-- Begin --

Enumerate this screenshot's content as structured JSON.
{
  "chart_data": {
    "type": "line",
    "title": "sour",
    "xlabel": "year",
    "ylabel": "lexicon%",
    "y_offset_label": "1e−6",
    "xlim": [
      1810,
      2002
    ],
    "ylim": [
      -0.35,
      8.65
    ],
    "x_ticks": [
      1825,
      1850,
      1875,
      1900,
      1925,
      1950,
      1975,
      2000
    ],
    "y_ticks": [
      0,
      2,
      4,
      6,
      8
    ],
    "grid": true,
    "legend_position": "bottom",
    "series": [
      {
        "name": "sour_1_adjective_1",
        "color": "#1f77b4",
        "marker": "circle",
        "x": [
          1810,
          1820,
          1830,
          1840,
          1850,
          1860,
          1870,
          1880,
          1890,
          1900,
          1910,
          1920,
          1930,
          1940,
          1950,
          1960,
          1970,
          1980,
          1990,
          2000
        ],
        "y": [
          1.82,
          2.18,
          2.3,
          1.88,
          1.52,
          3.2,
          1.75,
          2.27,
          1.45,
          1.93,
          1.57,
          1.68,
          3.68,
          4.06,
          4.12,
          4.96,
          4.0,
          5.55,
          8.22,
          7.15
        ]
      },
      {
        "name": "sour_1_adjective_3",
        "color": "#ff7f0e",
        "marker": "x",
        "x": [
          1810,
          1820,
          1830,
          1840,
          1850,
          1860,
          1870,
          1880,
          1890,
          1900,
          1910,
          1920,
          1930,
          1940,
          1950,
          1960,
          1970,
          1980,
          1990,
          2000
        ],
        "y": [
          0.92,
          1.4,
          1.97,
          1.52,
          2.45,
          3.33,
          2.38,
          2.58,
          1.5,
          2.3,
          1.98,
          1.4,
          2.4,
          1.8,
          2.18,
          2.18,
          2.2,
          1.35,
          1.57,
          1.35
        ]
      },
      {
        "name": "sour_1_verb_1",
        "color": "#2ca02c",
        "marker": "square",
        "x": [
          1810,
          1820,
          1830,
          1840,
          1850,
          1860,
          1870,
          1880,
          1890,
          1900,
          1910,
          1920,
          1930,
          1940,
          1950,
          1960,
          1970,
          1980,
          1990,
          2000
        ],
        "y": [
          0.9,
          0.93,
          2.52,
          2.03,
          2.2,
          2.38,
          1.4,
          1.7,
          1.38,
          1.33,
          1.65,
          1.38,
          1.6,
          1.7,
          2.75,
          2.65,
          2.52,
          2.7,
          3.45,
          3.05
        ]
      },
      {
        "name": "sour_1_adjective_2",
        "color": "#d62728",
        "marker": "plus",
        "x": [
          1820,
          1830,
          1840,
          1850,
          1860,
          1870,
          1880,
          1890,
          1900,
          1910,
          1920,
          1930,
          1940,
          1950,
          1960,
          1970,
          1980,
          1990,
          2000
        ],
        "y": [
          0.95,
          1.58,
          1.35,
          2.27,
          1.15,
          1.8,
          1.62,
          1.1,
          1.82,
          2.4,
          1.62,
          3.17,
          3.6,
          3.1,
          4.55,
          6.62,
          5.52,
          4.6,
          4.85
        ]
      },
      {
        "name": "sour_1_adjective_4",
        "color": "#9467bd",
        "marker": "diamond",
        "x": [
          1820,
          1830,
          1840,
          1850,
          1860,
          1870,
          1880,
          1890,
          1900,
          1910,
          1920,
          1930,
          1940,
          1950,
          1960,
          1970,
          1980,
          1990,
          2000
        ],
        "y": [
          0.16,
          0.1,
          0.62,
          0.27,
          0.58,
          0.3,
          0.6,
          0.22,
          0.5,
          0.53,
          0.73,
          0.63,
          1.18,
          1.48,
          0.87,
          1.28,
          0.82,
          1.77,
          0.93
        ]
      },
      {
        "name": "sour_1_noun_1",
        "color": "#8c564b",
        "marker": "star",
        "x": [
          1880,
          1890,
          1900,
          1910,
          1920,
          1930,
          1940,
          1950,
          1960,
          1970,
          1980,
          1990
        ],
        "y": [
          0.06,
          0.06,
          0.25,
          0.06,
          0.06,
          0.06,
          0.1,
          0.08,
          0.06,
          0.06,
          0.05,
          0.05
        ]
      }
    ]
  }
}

-- End --

Which lines hold the word "name"? Copy each of them from the records.

* [SOLVED PROBLEM]
        "name": "sour_1_adjective_1",
        "name": "sour_1_adjective_3",
        "name": "sour_1_verb_1",
        "name": "sour_1_adjective_2",
        "name": "sour_1_adjective_4",
        "name": "sour_1_noun_1",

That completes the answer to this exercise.